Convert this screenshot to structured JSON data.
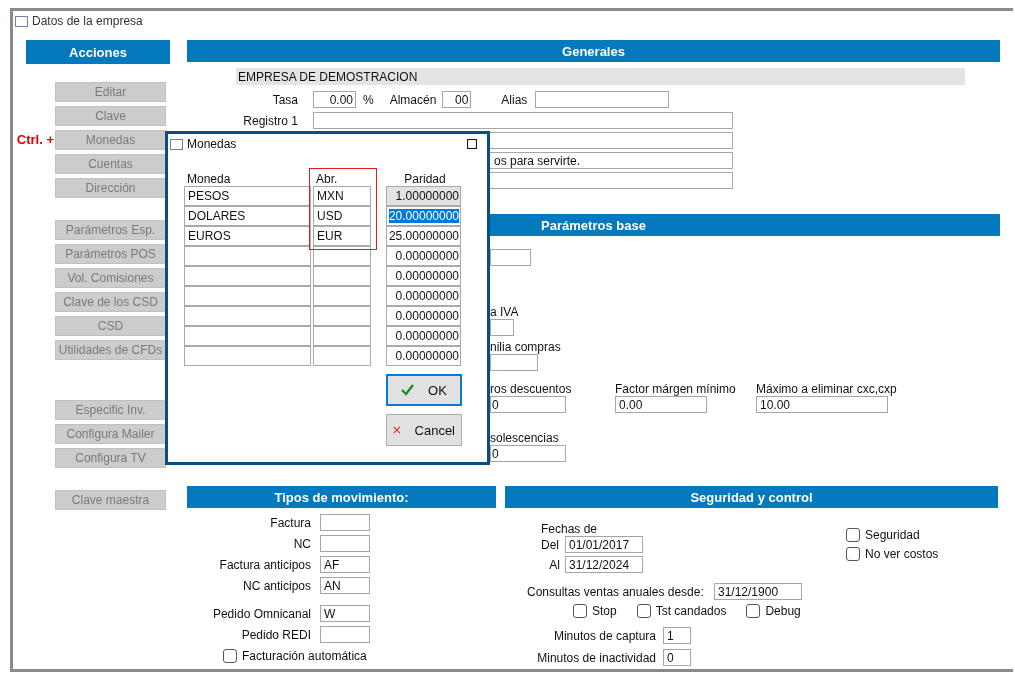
{
  "window": {
    "title": "Datos de la empresa"
  },
  "actions": {
    "title": "Acciones",
    "groups": [
      [
        {
          "label": "Editar",
          "disabled": true
        },
        {
          "label": "Clave",
          "disabled": true
        },
        {
          "label": "Monedas",
          "disabled": true,
          "annotation": "Ctrl. +"
        },
        {
          "label": "Cuentas",
          "disabled": true
        },
        {
          "label": "Dirección",
          "disabled": true
        }
      ],
      [
        {
          "label": "Parámetros Esp.",
          "disabled": true
        },
        {
          "label": "Parámetros POS",
          "disabled": true
        },
        {
          "label": "Vol. Comisiones",
          "disabled": true
        },
        {
          "label": "Clave de los CSD",
          "disabled": true
        },
        {
          "label": "CSD",
          "disabled": true
        },
        {
          "label": "Utilidades de CFDs",
          "disabled": true
        }
      ],
      [
        {
          "label": "Especific Inv.",
          "disabled": true
        },
        {
          "label": "Configura Mailer",
          "disabled": true
        },
        {
          "label": "Configura TV",
          "disabled": true
        }
      ],
      [
        {
          "label": "Clave maestra",
          "disabled": true
        }
      ]
    ]
  },
  "generales": {
    "title": "Generales",
    "company_name": "EMPRESA DE DEMOSTRACION",
    "tasa": {
      "label": "Tasa",
      "value": "0.00",
      "unit": "%"
    },
    "almacen": {
      "label": "Almacén",
      "value": "00"
    },
    "alias": {
      "label": "Alias"
    },
    "registro": {
      "label": "Registro 1"
    },
    "note_line": {
      "value": "os para servirte."
    }
  },
  "parametros_base": {
    "title": "Parámetros base",
    "iva": {
      "label": "a IVA"
    },
    "familia": {
      "label": "nilia compras"
    },
    "row": [
      {
        "label": "ros descuentos",
        "value": "0"
      },
      {
        "label": "Factor márgen mínimo",
        "value": "0.00"
      },
      {
        "label": "Máximo a eliminar cxc,cxp",
        "value": "10.00"
      }
    ],
    "obsolescencias": {
      "label": "solescencias",
      "value": "0"
    }
  },
  "tipos": {
    "title": "Tipos de movimiento:",
    "groups": [
      [
        {
          "label": "Factura"
        },
        {
          "label": "NC"
        },
        {
          "label": "Factura anticipos",
          "value": "AF"
        },
        {
          "label": "NC anticipos",
          "value": "AN"
        }
      ],
      [
        {
          "label": "Pedido Omnicanal",
          "value": "W"
        },
        {
          "label": "Pedido REDI"
        }
      ]
    ],
    "auto_invoice": {
      "label": "Facturación automática",
      "checked": false
    }
  },
  "seguridad": {
    "title": "Seguridad y control",
    "fechas_label": "Fechas de",
    "del": {
      "label": "Del",
      "value": "01/01/2017"
    },
    "al": {
      "label": "Al",
      "value": "31/12/2024"
    },
    "side_checks": [
      {
        "label": "Seguridad",
        "checked": false
      },
      {
        "label": "No ver costos",
        "checked": false
      }
    ],
    "consultas": {
      "label": "Consultas ventas anuales desde:",
      "value": "31/12/1900"
    },
    "checks": [
      {
        "label": "Stop",
        "checked": false
      },
      {
        "label": "Tst candados",
        "checked": false
      },
      {
        "label": "Debug",
        "checked": false
      }
    ],
    "minutos": [
      {
        "label": "Minutos de captura",
        "value": "1"
      },
      {
        "label": "Minutos de inactividad",
        "value": "0"
      }
    ]
  },
  "dialog": {
    "title": "Monedas",
    "columns": [
      "Moneda",
      "Abr.",
      "Paridad"
    ],
    "rows": [
      {
        "moneda": "PESOS",
        "abr": "MXN",
        "paridad": "1.00000000",
        "readonly": true,
        "selected": false
      },
      {
        "moneda": "DOLARES",
        "abr": "USD",
        "paridad": "20.00000000",
        "readonly": false,
        "selected": true
      },
      {
        "moneda": "EUROS",
        "abr": "EUR",
        "paridad": "25.00000000",
        "readonly": false,
        "selected": false
      },
      {
        "paridad": "0.00000000",
        "readonly": false,
        "selected": false
      },
      {
        "paridad": "0.00000000",
        "readonly": false,
        "selected": false
      },
      {
        "paridad": "0.00000000",
        "readonly": false,
        "selected": false
      },
      {
        "paridad": "0.00000000",
        "readonly": false,
        "selected": false
      },
      {
        "paridad": "0.00000000",
        "readonly": false,
        "selected": false
      },
      {
        "paridad": "0.00000000",
        "readonly": false,
        "selected": false
      }
    ],
    "buttons": [
      {
        "kind": "ok",
        "label": "OK",
        "focused": true
      },
      {
        "kind": "cancel",
        "label": "Cancel",
        "focused": false
      }
    ]
  }
}
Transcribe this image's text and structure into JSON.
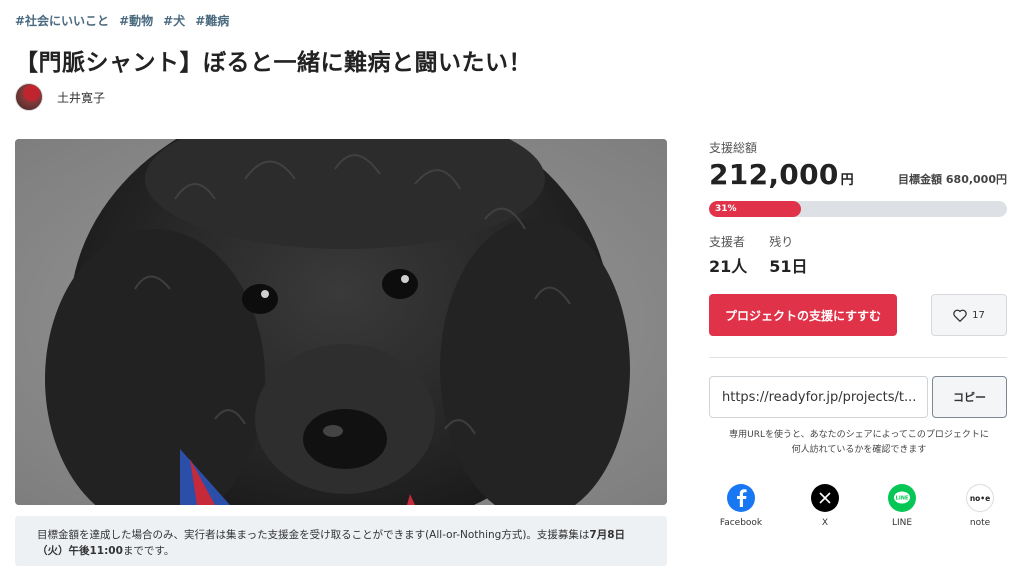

### Description of the task
Identify every line where the string "Pedido" appears.

### Task result
          "label": "Pedido Omnicanal",
          "label": "Pedido REDI"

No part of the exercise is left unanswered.